> [Task goal]: Reproduce all entries verbatim, with nothing added or dropped.

-- start of Records for the exercise --

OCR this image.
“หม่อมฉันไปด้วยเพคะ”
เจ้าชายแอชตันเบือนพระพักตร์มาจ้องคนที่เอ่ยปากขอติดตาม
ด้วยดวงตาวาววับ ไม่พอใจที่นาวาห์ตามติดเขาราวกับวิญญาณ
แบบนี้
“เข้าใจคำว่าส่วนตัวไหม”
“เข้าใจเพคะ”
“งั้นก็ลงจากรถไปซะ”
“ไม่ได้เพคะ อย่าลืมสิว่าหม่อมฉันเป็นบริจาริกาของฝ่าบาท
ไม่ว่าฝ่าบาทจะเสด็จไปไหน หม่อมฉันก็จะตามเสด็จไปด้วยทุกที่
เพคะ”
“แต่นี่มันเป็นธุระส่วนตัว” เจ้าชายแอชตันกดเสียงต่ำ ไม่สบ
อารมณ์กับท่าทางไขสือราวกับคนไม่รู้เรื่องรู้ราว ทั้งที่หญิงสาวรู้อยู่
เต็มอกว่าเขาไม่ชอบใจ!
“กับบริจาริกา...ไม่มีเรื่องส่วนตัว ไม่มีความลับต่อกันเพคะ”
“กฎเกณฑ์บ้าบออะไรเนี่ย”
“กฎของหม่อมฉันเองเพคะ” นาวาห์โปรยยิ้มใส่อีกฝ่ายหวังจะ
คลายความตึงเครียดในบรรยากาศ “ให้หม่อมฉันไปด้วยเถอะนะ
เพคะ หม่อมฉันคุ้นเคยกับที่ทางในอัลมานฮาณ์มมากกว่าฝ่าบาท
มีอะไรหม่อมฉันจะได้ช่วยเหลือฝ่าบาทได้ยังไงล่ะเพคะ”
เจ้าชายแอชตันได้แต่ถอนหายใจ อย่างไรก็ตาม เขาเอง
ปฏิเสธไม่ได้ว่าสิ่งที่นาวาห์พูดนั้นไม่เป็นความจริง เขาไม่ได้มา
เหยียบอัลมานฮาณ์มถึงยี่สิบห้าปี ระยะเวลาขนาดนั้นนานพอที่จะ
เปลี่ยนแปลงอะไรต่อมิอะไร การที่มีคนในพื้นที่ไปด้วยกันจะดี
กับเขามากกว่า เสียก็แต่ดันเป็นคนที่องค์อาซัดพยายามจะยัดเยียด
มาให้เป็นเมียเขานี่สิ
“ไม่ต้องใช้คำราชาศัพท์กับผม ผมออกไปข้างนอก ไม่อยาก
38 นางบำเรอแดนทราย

-- end of Records for the exercise --

> [Written solution]:
OCR this image.
“หม่อมฉันไปด้วยเพคะ”
เจ้าชายแอชตันเบือนพระพักตร์มาจ้องคนที่เอ่ยปากขอติดตาม
ด้วยดวงตาวาววับ ไม่พอใจที่นาวาห์ตามติดเขาราวกับวิญญาณ
แบบนี้
“เข้าใจคำว่าส่วนตัวไหม”
“เข้าใจเพคะ”
“งั้นก็ลงจากรถไปซะ”
“ไม่ได้เพคะ อย่าลืมสิว่าหม่อมฉันเป็นบริจาริกาของฝ่าบาท
ไม่ว่าฝ่าบาทจะเสด็จไปไหน หม่อมฉันก็จะตามเสด็จไปด้วยทุกที่
เพคะ”
“แต่นี่มันเป็นธุระส่วนตัว” เจ้าชายแอชตันกดเสียงต่ำ ไม่สบ
อารมณ์กับท่าทางไขสือราวกับคนไม่รู้เรื่องรู้ราว ทั้งที่หญิงสาวรู้อยู่
เต็มอกว่าเขาไม่ชอบใจ!
“กับบริจาริกา...ไม่มีเรื่องส่วนตัว ไม่มีความลับต่อกันเพคะ”
“กฎเกณฑ์บ้าบออะไรเนี่ย”
“กฎของหม่อมฉันเองเพคะ” นาวาห์โปรยยิ้มใส่อีกฝ่ายหวังจะ
คลายความตึงเครียดในบรรยากาศ “ให้หม่อมฉันไปด้วยเถอะนะ
เพคะ หม่อมฉันคุ้นเคยกับที่ทางในอัลมานฮาณ์มมากกว่าฝ่าบาท
มีอะไรหม่อมฉันจะได้ช่วยเหลือฝ่าบาทได้ยังไงล่ะเพคะ”
เจ้าชายแอชตันได้แต่ถอนหายใจ อย่างไรก็ตาม เขาเอง
ปฏิเสธไม่ได้ว่าสิ่งที่นาวาห์พูดนั้นไม่เป็นความจริง เขาไม่ได้มา
เหยียบอัลมานฮาณ์มถึงยี่สิบห้าปี ระยะเวลาขนาดนั้นนานพอที่จะ
เปลี่ยนแปลงอะไรต่อมิอะไร การที่มีคนในพื้นที่ไปด้วยกันจะดี
กับเขามากกว่า เสียก็แต่ดันเป็นคนที่องค์อาซัดพยายามจะยัดเยียด
มาให้เป็นเมียเขานี่สิ
“ไม่ต้องใช้คำราชาศัพท์กับผม ผมออกไปข้างนอก ไม่อยาก
38 นางบำเรอแดนทราย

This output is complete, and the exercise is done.